— BEGIN RECORD EXCERPTS —
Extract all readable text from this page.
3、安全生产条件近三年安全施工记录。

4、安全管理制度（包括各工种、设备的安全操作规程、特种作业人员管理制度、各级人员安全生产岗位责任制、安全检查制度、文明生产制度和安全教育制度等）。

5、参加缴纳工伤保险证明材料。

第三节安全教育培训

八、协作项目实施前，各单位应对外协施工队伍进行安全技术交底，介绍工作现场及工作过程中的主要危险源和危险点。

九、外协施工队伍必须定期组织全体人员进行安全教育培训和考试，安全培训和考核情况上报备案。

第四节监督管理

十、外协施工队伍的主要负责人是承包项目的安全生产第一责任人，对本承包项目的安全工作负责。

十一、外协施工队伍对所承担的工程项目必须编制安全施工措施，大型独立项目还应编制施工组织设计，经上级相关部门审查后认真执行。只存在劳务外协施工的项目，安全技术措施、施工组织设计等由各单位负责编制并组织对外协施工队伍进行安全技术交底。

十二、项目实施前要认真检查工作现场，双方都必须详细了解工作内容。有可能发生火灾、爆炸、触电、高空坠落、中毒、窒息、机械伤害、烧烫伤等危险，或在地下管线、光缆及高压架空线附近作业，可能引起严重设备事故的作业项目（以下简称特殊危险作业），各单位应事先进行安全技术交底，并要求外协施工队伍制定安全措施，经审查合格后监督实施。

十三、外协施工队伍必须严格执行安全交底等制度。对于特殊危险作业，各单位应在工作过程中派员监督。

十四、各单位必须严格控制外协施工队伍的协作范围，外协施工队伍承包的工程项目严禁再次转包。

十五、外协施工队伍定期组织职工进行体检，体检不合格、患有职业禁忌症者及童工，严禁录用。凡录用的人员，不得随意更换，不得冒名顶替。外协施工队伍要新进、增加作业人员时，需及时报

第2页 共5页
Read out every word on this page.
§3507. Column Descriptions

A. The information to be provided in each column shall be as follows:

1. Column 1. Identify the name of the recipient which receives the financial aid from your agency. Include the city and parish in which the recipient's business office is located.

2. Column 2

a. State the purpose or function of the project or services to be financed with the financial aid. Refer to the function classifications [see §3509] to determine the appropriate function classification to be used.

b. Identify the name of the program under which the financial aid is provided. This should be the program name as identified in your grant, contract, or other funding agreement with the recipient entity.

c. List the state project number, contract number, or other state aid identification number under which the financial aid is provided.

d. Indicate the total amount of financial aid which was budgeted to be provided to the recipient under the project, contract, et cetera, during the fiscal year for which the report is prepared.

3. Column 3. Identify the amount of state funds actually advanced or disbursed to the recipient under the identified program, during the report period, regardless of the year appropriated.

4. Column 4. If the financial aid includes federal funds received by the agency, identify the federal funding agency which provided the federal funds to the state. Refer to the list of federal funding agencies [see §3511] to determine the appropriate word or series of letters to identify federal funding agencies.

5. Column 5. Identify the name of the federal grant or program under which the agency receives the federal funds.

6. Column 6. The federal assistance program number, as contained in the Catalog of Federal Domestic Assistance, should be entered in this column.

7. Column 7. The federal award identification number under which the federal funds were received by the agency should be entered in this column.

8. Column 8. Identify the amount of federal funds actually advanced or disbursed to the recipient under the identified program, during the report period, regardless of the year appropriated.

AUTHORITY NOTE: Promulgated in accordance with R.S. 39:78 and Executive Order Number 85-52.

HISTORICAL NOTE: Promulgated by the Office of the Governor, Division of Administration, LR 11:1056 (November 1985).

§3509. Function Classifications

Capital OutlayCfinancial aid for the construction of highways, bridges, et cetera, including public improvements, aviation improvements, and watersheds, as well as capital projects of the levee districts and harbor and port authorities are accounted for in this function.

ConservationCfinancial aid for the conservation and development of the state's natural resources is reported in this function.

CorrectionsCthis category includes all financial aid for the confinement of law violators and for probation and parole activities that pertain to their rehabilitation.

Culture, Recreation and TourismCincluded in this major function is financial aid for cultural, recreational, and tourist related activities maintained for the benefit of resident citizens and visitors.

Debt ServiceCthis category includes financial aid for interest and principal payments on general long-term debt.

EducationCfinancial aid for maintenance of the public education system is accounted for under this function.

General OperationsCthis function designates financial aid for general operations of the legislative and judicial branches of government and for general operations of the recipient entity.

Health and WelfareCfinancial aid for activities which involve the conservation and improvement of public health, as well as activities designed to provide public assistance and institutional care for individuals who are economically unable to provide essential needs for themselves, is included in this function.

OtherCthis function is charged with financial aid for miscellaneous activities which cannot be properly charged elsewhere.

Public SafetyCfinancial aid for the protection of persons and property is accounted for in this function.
— END RECORD EXCERPTS —
▶ _REQUEST_
Show each line of the listing that holds the string "regardless".

▶ _EXERCISE RESPONSE_
3. Column 3. Identify the amount of state funds actually advanced or disbursed to the recipient under the identified program, during the report period, regardless of the year appropriated.
8. Column 8. Identify the amount of federal funds actually advanced or disbursed to the recipient under the identified program, during the report period, regardless of the year appropriated.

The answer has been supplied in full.